**SHORT PROBLEM**
Where a line contains the string "Hessian", copy that line.

============================================================

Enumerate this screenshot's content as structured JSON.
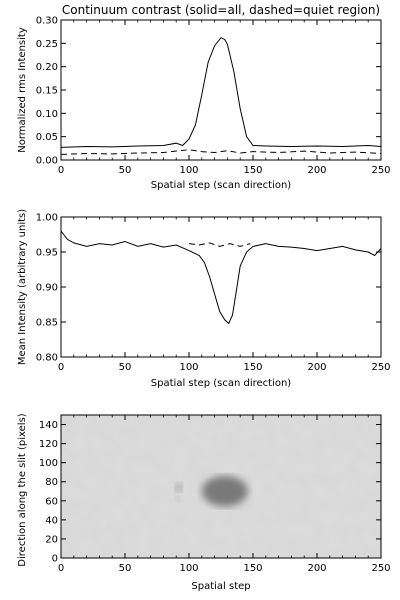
{
  "chart_data": [
    {
      "type": "line",
      "title": "Continuum contrast (solid=all, dashed=quiet region)",
      "xlabel": "Spatial step (scan direction)",
      "ylabel": "Normalized rms Intensity",
      "xlim": [
        0,
        250
      ],
      "ylim": [
        0,
        0.3
      ],
      "xticks": [
        0,
        50,
        100,
        150,
        200,
        250
      ],
      "yticks": [
        0.0,
        0.05,
        0.1,
        0.15,
        0.2,
        0.25,
        0.3
      ],
      "ytick_labels": [
        "0.00",
        "0.05",
        "0.10",
        "0.15",
        "0.20",
        "0.25",
        "0.30"
      ],
      "xtick_labels": [
        "0",
        "50",
        "100",
        "150",
        "200",
        "250"
      ],
      "series": [
        {
          "style": "solid",
          "x": [
            0,
            20,
            40,
            60,
            80,
            90,
            95,
            100,
            105,
            110,
            115,
            120,
            125,
            128,
            130,
            135,
            140,
            145,
            150,
            160,
            180,
            200,
            220,
            240,
            250
          ],
          "y": [
            0.027,
            0.029,
            0.028,
            0.03,
            0.031,
            0.036,
            0.031,
            0.045,
            0.075,
            0.14,
            0.21,
            0.245,
            0.262,
            0.258,
            0.248,
            0.19,
            0.11,
            0.05,
            0.031,
            0.03,
            0.029,
            0.03,
            0.029,
            0.031,
            0.029
          ]
        },
        {
          "style": "dashed",
          "x": [
            0,
            20,
            40,
            60,
            80,
            100,
            110,
            120,
            130,
            140,
            150,
            170,
            190,
            210,
            230,
            250
          ],
          "y": [
            0.012,
            0.014,
            0.013,
            0.015,
            0.016,
            0.022,
            0.018,
            0.016,
            0.02,
            0.015,
            0.018,
            0.016,
            0.019,
            0.015,
            0.017,
            0.014
          ]
        }
      ]
    },
    {
      "type": "line",
      "title": "",
      "xlabel": "Spatial step (scan direction)",
      "ylabel": "Mean Intensity (arbitrary units)",
      "xlim": [
        0,
        250
      ],
      "ylim": [
        0.8,
        1.0
      ],
      "xticks": [
        0,
        50,
        100,
        150,
        200,
        250
      ],
      "yticks": [
        0.8,
        0.85,
        0.9,
        0.95,
        1.0
      ],
      "ytick_labels": [
        "0.80",
        "0.85",
        "0.90",
        "0.95",
        "1.00"
      ],
      "xtick_labels": [
        "0",
        "50",
        "100",
        "150",
        "200",
        "250"
      ],
      "series": [
        {
          "style": "solid",
          "x": [
            0,
            5,
            10,
            20,
            30,
            40,
            50,
            60,
            70,
            80,
            90,
            100,
            108,
            112,
            116,
            120,
            124,
            128,
            131,
            134,
            137,
            140,
            145,
            150,
            160,
            170,
            180,
            190,
            200,
            210,
            220,
            230,
            240,
            245,
            250
          ],
          "y": [
            0.98,
            0.968,
            0.963,
            0.958,
            0.962,
            0.96,
            0.965,
            0.958,
            0.962,
            0.957,
            0.96,
            0.952,
            0.945,
            0.935,
            0.915,
            0.89,
            0.865,
            0.853,
            0.848,
            0.86,
            0.895,
            0.93,
            0.95,
            0.958,
            0.962,
            0.958,
            0.957,
            0.955,
            0.952,
            0.955,
            0.958,
            0.953,
            0.95,
            0.945,
            0.955
          ]
        },
        {
          "style": "dashed",
          "x": [
            100,
            108,
            116,
            124,
            132,
            140,
            148
          ],
          "y": [
            0.962,
            0.96,
            0.963,
            0.958,
            0.962,
            0.958,
            0.962
          ]
        }
      ]
    },
    {
      "type": "heatmap",
      "title": "",
      "xlabel": "Spatial step",
      "ylabel": "Direction along the slit (pixels)",
      "xlim": [
        0,
        250
      ],
      "ylim": [
        0,
        150
      ],
      "xticks": [
        0,
        50,
        100,
        150,
        200,
        250
      ],
      "yticks": [
        0,
        20,
        40,
        60,
        80,
        100,
        120,
        140
      ],
      "xtick_labels": [
        "0",
        "50",
        "100",
        "150",
        "200",
        "250"
      ],
      "ytick_labels": [
        "0",
        "20",
        "40",
        "60",
        "80",
        "100",
        "120",
        "140"
      ],
      "colormap": "inverted grayscale",
      "features": [
        {
          "kind": "umbra",
          "x": 130,
          "y": 70,
          "rx": 8,
          "ry": 6,
          "darkness": 0.95
        },
        {
          "kind": "penumbra",
          "x": 128,
          "y": 70,
          "rx": 18,
          "ry": 16,
          "darkness": 0.45
        },
        {
          "kind": "pore",
          "x": 92,
          "y": 74,
          "rx": 3,
          "ry": 5,
          "darkness": 0.25
        },
        {
          "kind": "pore",
          "x": 91,
          "y": 62,
          "rx": 2,
          "ry": 3,
          "darkness": 0.18
        }
      ]
    }
  ]
}
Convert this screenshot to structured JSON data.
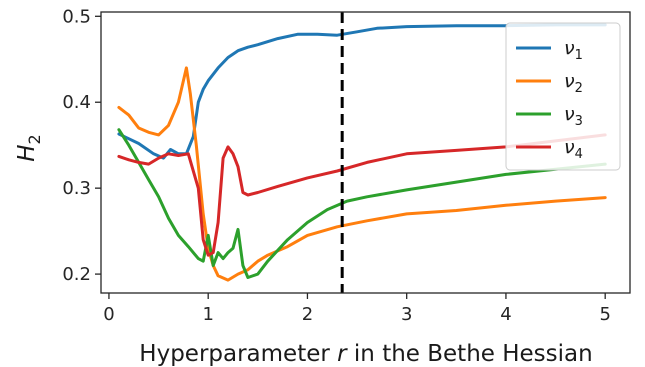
{
  "chart_data": {
    "type": "line",
    "title": "",
    "xlabel": "Hyperparameter r in the Bethe Hessian",
    "xlabel_parts": {
      "before": "Hyperparameter ",
      "var": "r",
      "after": " in the Bethe Hessian"
    },
    "ylabel_main": "H",
    "ylabel_sub": "2",
    "xlim": [
      -0.08,
      5.25
    ],
    "ylim": [
      0.178,
      0.505
    ],
    "xticks": [
      0,
      1,
      2,
      3,
      4,
      5
    ],
    "xtick_labels": [
      "0",
      "1",
      "2",
      "3",
      "4",
      "5"
    ],
    "yticks": [
      0.2,
      0.3,
      0.4,
      0.5
    ],
    "ytick_labels": [
      "0.2",
      "0.3",
      "0.4",
      "0.5"
    ],
    "grid": false,
    "legend_position": "top-right",
    "vline": {
      "x": 2.35,
      "style": "dashed",
      "color": "#000000"
    },
    "series": [
      {
        "name": "ν1",
        "name_main": "ν",
        "name_sub": "1",
        "color": "#1f77b4",
        "x": [
          0.1,
          0.3,
          0.45,
          0.55,
          0.62,
          0.7,
          0.78,
          0.85,
          0.9,
          0.95,
          1.0,
          1.1,
          1.2,
          1.3,
          1.4,
          1.5,
          1.7,
          1.9,
          2.1,
          2.3,
          2.5,
          2.7,
          3.0,
          3.5,
          4.0,
          4.5,
          5.0
        ],
        "y": [
          0.363,
          0.352,
          0.34,
          0.335,
          0.345,
          0.34,
          0.34,
          0.36,
          0.4,
          0.415,
          0.425,
          0.44,
          0.452,
          0.46,
          0.464,
          0.467,
          0.474,
          0.479,
          0.479,
          0.478,
          0.482,
          0.486,
          0.488,
          0.489,
          0.489,
          0.49,
          0.49
        ]
      },
      {
        "name": "ν2",
        "name_main": "ν",
        "name_sub": "2",
        "color": "#ff7f0e",
        "x": [
          0.1,
          0.2,
          0.3,
          0.4,
          0.5,
          0.6,
          0.7,
          0.78,
          0.82,
          0.88,
          0.95,
          1.0,
          1.05,
          1.1,
          1.2,
          1.3,
          1.4,
          1.5,
          1.6,
          1.8,
          2.0,
          2.3,
          2.6,
          3.0,
          3.5,
          4.0,
          4.5,
          5.0
        ],
        "y": [
          0.394,
          0.385,
          0.37,
          0.365,
          0.362,
          0.373,
          0.4,
          0.44,
          0.41,
          0.35,
          0.27,
          0.23,
          0.21,
          0.198,
          0.193,
          0.2,
          0.205,
          0.215,
          0.222,
          0.232,
          0.245,
          0.255,
          0.262,
          0.27,
          0.274,
          0.28,
          0.285,
          0.289
        ]
      },
      {
        "name": "ν3",
        "name_main": "ν",
        "name_sub": "3",
        "color": "#2ca02c",
        "x": [
          0.1,
          0.2,
          0.3,
          0.4,
          0.5,
          0.6,
          0.7,
          0.8,
          0.9,
          0.95,
          1.0,
          1.05,
          1.1,
          1.15,
          1.2,
          1.25,
          1.3,
          1.35,
          1.4,
          1.5,
          1.6,
          1.8,
          2.0,
          2.2,
          2.4,
          2.6,
          3.0,
          3.5,
          4.0,
          4.5,
          5.0
        ],
        "y": [
          0.368,
          0.35,
          0.33,
          0.31,
          0.29,
          0.265,
          0.245,
          0.232,
          0.218,
          0.215,
          0.245,
          0.21,
          0.225,
          0.218,
          0.225,
          0.23,
          0.252,
          0.21,
          0.196,
          0.2,
          0.215,
          0.24,
          0.26,
          0.275,
          0.285,
          0.29,
          0.298,
          0.307,
          0.316,
          0.322,
          0.328
        ]
      },
      {
        "name": "ν4",
        "name_main": "ν",
        "name_sub": "4",
        "color": "#d62728",
        "x": [
          0.1,
          0.2,
          0.3,
          0.4,
          0.5,
          0.6,
          0.7,
          0.8,
          0.9,
          0.95,
          1.0,
          1.05,
          1.1,
          1.15,
          1.2,
          1.25,
          1.3,
          1.35,
          1.4,
          1.5,
          1.7,
          2.0,
          2.3,
          2.6,
          3.0,
          3.5,
          4.0,
          4.5,
          5.0
        ],
        "y": [
          0.337,
          0.333,
          0.33,
          0.328,
          0.335,
          0.34,
          0.338,
          0.34,
          0.3,
          0.24,
          0.222,
          0.225,
          0.26,
          0.335,
          0.348,
          0.34,
          0.325,
          0.295,
          0.292,
          0.295,
          0.302,
          0.312,
          0.32,
          0.33,
          0.34,
          0.344,
          0.348,
          0.355,
          0.362
        ]
      }
    ]
  }
}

============================================================

**WRITTEN SOLUTION**
    "xlabel": "Hyperparameter r in the Bethe Hessian",
      "after": " in the Bethe Hessian"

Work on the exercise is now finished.